JOB:
Transcribe the material below exactly as it appears.

EXTRACTED ENTRIES:
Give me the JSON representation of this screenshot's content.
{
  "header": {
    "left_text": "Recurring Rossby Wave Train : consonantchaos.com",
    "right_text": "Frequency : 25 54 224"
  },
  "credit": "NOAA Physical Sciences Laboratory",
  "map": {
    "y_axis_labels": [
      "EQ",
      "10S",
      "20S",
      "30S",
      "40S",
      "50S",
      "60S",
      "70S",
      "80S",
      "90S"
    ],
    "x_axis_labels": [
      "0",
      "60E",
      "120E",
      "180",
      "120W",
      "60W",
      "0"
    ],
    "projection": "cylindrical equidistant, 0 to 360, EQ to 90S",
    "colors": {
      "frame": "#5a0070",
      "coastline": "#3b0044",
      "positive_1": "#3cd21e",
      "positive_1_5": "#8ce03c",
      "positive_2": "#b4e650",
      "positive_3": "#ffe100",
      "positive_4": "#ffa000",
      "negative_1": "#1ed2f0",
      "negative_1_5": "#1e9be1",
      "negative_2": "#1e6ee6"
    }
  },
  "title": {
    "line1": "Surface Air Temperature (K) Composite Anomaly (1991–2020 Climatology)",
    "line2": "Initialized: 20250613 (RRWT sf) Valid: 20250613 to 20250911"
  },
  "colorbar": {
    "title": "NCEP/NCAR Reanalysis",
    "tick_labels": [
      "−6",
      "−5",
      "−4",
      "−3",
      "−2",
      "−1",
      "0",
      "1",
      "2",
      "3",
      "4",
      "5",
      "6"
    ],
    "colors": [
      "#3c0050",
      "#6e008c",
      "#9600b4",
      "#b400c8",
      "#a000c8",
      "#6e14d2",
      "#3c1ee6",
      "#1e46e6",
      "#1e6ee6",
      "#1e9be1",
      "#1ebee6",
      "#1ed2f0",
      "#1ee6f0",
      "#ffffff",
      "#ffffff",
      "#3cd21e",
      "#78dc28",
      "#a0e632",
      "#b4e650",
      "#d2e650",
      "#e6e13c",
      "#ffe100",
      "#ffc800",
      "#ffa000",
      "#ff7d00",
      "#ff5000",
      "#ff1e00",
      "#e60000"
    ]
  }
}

RESULT:
Give me the JSON representation of this screenshot's content.
{
  "header": {
    "left_text": "Recurring Rossby Wave Train : consonantchaos.com",
    "right_text": "Frequency : 25 54 224"
  },
  "credit": "NOAA Physical Sciences Laboratory",
  "map": {
    "y_axis_labels": [
      "EQ",
      "10S",
      "20S",
      "30S",
      "40S",
      "50S",
      "60S",
      "70S",
      "80S",
      "90S"
    ],
    "x_axis_labels": [
      "0",
      "60E",
      "120E",
      "180",
      "120W",
      "60W",
      "0"
    ],
    "projection": "cylindrical equidistant, 0 to 360, EQ to 90S",
    "colors": {
      "frame": "#5a0070",
      "coastline": "#3b0044",
      "positive_1": "#3cd21e",
      "positive_1_5": "#8ce03c",
      "positive_2": "#b4e650",
      "positive_3": "#ffe100",
      "positive_4": "#ffa000",
      "negative_1": "#1ed2f0",
      "negative_1_5": "#1e9be1",
      "negative_2": "#1e6ee6"
    }
  },
  "title": {
    "line1": "Surface Air Temperature (K) Composite Anomaly (1991–2020 Climatology)",
    "line2": "Initialized: 20250613 (RRWT sf) Valid: 20250613 to 20250911"
  },
  "colorbar": {
    "title": "NCEP/NCAR Reanalysis",
    "tick_labels": [
      "−6",
      "−5",
      "−4",
      "−3",
      "−2",
      "−1",
      "0",
      "1",
      "2",
      "3",
      "4",
      "5",
      "6"
    ],
    "colors": [
      "#3c0050",
      "#6e008c",
      "#9600b4",
      "#b400c8",
      "#a000c8",
      "#6e14d2",
      "#3c1ee6",
      "#1e46e6",
      "#1e6ee6",
      "#1e9be1",
      "#1ebee6",
      "#1ed2f0",
      "#1ee6f0",
      "#ffffff",
      "#ffffff",
      "#3cd21e",
      "#78dc28",
      "#a0e632",
      "#b4e650",
      "#d2e650",
      "#e6e13c",
      "#ffe100",
      "#ffc800",
      "#ffa000",
      "#ff7d00",
      "#ff5000",
      "#ff1e00",
      "#e60000"
    ]
  }
}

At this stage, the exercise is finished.